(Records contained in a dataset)
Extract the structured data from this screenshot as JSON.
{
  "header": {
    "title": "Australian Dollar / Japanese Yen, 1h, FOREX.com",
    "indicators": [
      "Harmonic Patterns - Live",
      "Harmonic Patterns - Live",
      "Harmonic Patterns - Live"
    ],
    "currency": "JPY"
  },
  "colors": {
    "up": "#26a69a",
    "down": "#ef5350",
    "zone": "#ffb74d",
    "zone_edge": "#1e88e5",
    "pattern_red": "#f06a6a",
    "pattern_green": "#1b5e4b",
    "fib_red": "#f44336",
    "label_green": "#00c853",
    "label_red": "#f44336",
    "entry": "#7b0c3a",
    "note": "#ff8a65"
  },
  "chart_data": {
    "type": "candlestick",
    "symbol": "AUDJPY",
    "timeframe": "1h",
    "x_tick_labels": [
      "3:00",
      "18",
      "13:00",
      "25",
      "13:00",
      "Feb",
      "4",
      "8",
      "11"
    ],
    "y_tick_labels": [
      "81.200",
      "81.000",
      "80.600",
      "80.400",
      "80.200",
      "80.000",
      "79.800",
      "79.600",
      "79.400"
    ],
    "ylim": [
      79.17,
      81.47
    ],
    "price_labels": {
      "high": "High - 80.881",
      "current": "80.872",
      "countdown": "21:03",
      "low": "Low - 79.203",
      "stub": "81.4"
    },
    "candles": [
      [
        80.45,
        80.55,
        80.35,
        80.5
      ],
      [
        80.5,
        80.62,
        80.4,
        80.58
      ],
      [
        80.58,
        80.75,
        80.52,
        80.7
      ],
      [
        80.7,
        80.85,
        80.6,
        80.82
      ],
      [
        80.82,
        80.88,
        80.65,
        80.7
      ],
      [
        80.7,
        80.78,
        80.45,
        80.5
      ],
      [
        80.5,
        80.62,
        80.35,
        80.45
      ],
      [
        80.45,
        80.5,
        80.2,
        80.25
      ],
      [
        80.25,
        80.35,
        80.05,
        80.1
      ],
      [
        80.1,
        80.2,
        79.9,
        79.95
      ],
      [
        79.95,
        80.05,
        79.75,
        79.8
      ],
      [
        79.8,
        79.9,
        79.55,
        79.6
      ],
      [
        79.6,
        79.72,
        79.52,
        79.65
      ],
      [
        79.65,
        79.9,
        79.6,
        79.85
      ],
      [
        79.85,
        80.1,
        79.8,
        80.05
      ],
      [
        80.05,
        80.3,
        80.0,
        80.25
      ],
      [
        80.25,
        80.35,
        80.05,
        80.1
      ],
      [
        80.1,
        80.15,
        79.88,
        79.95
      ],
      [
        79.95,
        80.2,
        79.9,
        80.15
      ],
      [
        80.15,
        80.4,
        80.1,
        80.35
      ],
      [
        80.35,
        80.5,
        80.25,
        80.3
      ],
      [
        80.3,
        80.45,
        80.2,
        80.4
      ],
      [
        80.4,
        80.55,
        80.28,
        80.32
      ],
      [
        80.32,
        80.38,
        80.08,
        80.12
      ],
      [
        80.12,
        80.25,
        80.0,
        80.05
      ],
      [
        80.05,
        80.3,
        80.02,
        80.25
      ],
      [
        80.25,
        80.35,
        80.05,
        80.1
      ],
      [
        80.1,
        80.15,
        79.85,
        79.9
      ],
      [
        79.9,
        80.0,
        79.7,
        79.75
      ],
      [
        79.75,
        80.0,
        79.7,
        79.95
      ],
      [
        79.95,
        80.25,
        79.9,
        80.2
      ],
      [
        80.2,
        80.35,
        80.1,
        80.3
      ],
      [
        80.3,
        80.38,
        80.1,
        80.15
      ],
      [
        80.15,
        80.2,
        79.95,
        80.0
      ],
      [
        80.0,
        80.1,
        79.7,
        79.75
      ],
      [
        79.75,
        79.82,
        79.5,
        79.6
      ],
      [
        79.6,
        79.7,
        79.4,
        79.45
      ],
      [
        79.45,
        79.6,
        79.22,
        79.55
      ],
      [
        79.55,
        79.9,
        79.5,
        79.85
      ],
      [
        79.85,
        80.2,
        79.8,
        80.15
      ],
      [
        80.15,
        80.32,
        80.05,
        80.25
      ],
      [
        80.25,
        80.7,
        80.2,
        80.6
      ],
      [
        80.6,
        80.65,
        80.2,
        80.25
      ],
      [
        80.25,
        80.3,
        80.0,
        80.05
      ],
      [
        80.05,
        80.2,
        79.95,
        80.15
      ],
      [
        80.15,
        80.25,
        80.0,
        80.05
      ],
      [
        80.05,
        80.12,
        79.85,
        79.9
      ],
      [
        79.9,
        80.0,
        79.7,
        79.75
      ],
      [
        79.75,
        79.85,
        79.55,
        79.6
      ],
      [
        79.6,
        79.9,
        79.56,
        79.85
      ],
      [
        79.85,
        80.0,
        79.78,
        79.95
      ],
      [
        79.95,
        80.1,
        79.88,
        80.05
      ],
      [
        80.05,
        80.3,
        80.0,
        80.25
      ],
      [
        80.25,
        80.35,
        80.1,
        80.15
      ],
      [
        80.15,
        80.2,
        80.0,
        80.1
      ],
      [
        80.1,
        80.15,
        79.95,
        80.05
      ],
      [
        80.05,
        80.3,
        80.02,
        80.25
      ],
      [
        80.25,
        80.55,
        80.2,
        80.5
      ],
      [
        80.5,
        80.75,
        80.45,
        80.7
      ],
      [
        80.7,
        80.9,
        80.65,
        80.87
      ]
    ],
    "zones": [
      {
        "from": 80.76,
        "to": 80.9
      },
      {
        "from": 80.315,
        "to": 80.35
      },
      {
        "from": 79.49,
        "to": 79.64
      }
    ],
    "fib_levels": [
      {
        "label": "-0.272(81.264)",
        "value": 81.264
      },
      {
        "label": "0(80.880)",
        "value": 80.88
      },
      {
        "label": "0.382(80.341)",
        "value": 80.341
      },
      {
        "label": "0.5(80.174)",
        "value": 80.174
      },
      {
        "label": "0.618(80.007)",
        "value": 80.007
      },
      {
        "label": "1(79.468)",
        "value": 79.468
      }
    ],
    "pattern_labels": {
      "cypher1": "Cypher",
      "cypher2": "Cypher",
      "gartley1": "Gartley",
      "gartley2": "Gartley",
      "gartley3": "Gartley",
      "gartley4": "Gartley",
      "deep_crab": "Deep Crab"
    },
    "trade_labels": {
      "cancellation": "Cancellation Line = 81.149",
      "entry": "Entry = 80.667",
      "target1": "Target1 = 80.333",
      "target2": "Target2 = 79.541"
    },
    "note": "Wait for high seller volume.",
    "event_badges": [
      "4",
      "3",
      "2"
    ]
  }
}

JOB:
Every entry should be output exactly as written, please.

OUTPUT FOR THIS EXERCISE:
Extract the structured data from this screenshot as JSON.
{
  "header": {
    "title": "Australian Dollar / Japanese Yen, 1h, FOREX.com",
    "indicators": [
      "Harmonic Patterns - Live",
      "Harmonic Patterns - Live",
      "Harmonic Patterns - Live"
    ],
    "currency": "JPY"
  },
  "colors": {
    "up": "#26a69a",
    "down": "#ef5350",
    "zone": "#ffb74d",
    "zone_edge": "#1e88e5",
    "pattern_red": "#f06a6a",
    "pattern_green": "#1b5e4b",
    "fib_red": "#f44336",
    "label_green": "#00c853",
    "label_red": "#f44336",
    "entry": "#7b0c3a",
    "note": "#ff8a65"
  },
  "chart_data": {
    "type": "candlestick",
    "symbol": "AUDJPY",
    "timeframe": "1h",
    "x_tick_labels": [
      "3:00",
      "18",
      "13:00",
      "25",
      "13:00",
      "Feb",
      "4",
      "8",
      "11"
    ],
    "y_tick_labels": [
      "81.200",
      "81.000",
      "80.600",
      "80.400",
      "80.200",
      "80.000",
      "79.800",
      "79.600",
      "79.400"
    ],
    "ylim": [
      79.17,
      81.47
    ],
    "price_labels": {
      "high": "High - 80.881",
      "current": "80.872",
      "countdown": "21:03",
      "low": "Low - 79.203",
      "stub": "81.4"
    },
    "candles": [
      [
        80.45,
        80.55,
        80.35,
        80.5
      ],
      [
        80.5,
        80.62,
        80.4,
        80.58
      ],
      [
        80.58,
        80.75,
        80.52,
        80.7
      ],
      [
        80.7,
        80.85,
        80.6,
        80.82
      ],
      [
        80.82,
        80.88,
        80.65,
        80.7
      ],
      [
        80.7,
        80.78,
        80.45,
        80.5
      ],
      [
        80.5,
        80.62,
        80.35,
        80.45
      ],
      [
        80.45,
        80.5,
        80.2,
        80.25
      ],
      [
        80.25,
        80.35,
        80.05,
        80.1
      ],
      [
        80.1,
        80.2,
        79.9,
        79.95
      ],
      [
        79.95,
        80.05,
        79.75,
        79.8
      ],
      [
        79.8,
        79.9,
        79.55,
        79.6
      ],
      [
        79.6,
        79.72,
        79.52,
        79.65
      ],
      [
        79.65,
        79.9,
        79.6,
        79.85
      ],
      [
        79.85,
        80.1,
        79.8,
        80.05
      ],
      [
        80.05,
        80.3,
        80.0,
        80.25
      ],
      [
        80.25,
        80.35,
        80.05,
        80.1
      ],
      [
        80.1,
        80.15,
        79.88,
        79.95
      ],
      [
        79.95,
        80.2,
        79.9,
        80.15
      ],
      [
        80.15,
        80.4,
        80.1,
        80.35
      ],
      [
        80.35,
        80.5,
        80.25,
        80.3
      ],
      [
        80.3,
        80.45,
        80.2,
        80.4
      ],
      [
        80.4,
        80.55,
        80.28,
        80.32
      ],
      [
        80.32,
        80.38,
        80.08,
        80.12
      ],
      [
        80.12,
        80.25,
        80.0,
        80.05
      ],
      [
        80.05,
        80.3,
        80.02,
        80.25
      ],
      [
        80.25,
        80.35,
        80.05,
        80.1
      ],
      [
        80.1,
        80.15,
        79.85,
        79.9
      ],
      [
        79.9,
        80.0,
        79.7,
        79.75
      ],
      [
        79.75,
        80.0,
        79.7,
        79.95
      ],
      [
        79.95,
        80.25,
        79.9,
        80.2
      ],
      [
        80.2,
        80.35,
        80.1,
        80.3
      ],
      [
        80.3,
        80.38,
        80.1,
        80.15
      ],
      [
        80.15,
        80.2,
        79.95,
        80.0
      ],
      [
        80.0,
        80.1,
        79.7,
        79.75
      ],
      [
        79.75,
        79.82,
        79.5,
        79.6
      ],
      [
        79.6,
        79.7,
        79.4,
        79.45
      ],
      [
        79.45,
        79.6,
        79.22,
        79.55
      ],
      [
        79.55,
        79.9,
        79.5,
        79.85
      ],
      [
        79.85,
        80.2,
        79.8,
        80.15
      ],
      [
        80.15,
        80.32,
        80.05,
        80.25
      ],
      [
        80.25,
        80.7,
        80.2,
        80.6
      ],
      [
        80.6,
        80.65,
        80.2,
        80.25
      ],
      [
        80.25,
        80.3,
        80.0,
        80.05
      ],
      [
        80.05,
        80.2,
        79.95,
        80.15
      ],
      [
        80.15,
        80.25,
        80.0,
        80.05
      ],
      [
        80.05,
        80.12,
        79.85,
        79.9
      ],
      [
        79.9,
        80.0,
        79.7,
        79.75
      ],
      [
        79.75,
        79.85,
        79.55,
        79.6
      ],
      [
        79.6,
        79.9,
        79.56,
        79.85
      ],
      [
        79.85,
        80.0,
        79.78,
        79.95
      ],
      [
        79.95,
        80.1,
        79.88,
        80.05
      ],
      [
        80.05,
        80.3,
        80.0,
        80.25
      ],
      [
        80.25,
        80.35,
        80.1,
        80.15
      ],
      [
        80.15,
        80.2,
        80.0,
        80.1
      ],
      [
        80.1,
        80.15,
        79.95,
        80.05
      ],
      [
        80.05,
        80.3,
        80.02,
        80.25
      ],
      [
        80.25,
        80.55,
        80.2,
        80.5
      ],
      [
        80.5,
        80.75,
        80.45,
        80.7
      ],
      [
        80.7,
        80.9,
        80.65,
        80.87
      ]
    ],
    "zones": [
      {
        "from": 80.76,
        "to": 80.9
      },
      {
        "from": 80.315,
        "to": 80.35
      },
      {
        "from": 79.49,
        "to": 79.64
      }
    ],
    "fib_levels": [
      {
        "label": "-0.272(81.264)",
        "value": 81.264
      },
      {
        "label": "0(80.880)",
        "value": 80.88
      },
      {
        "label": "0.382(80.341)",
        "value": 80.341
      },
      {
        "label": "0.5(80.174)",
        "value": 80.174
      },
      {
        "label": "0.618(80.007)",
        "value": 80.007
      },
      {
        "label": "1(79.468)",
        "value": 79.468
      }
    ],
    "pattern_labels": {
      "cypher1": "Cypher",
      "cypher2": "Cypher",
      "gartley1": "Gartley",
      "gartley2": "Gartley",
      "gartley3": "Gartley",
      "gartley4": "Gartley",
      "deep_crab": "Deep Crab"
    },
    "trade_labels": {
      "cancellation": "Cancellation Line = 81.149",
      "entry": "Entry = 80.667",
      "target1": "Target1 = 80.333",
      "target2": "Target2 = 79.541"
    },
    "note": "Wait for high seller volume.",
    "event_badges": [
      "4",
      "3",
      "2"
    ]
  }
}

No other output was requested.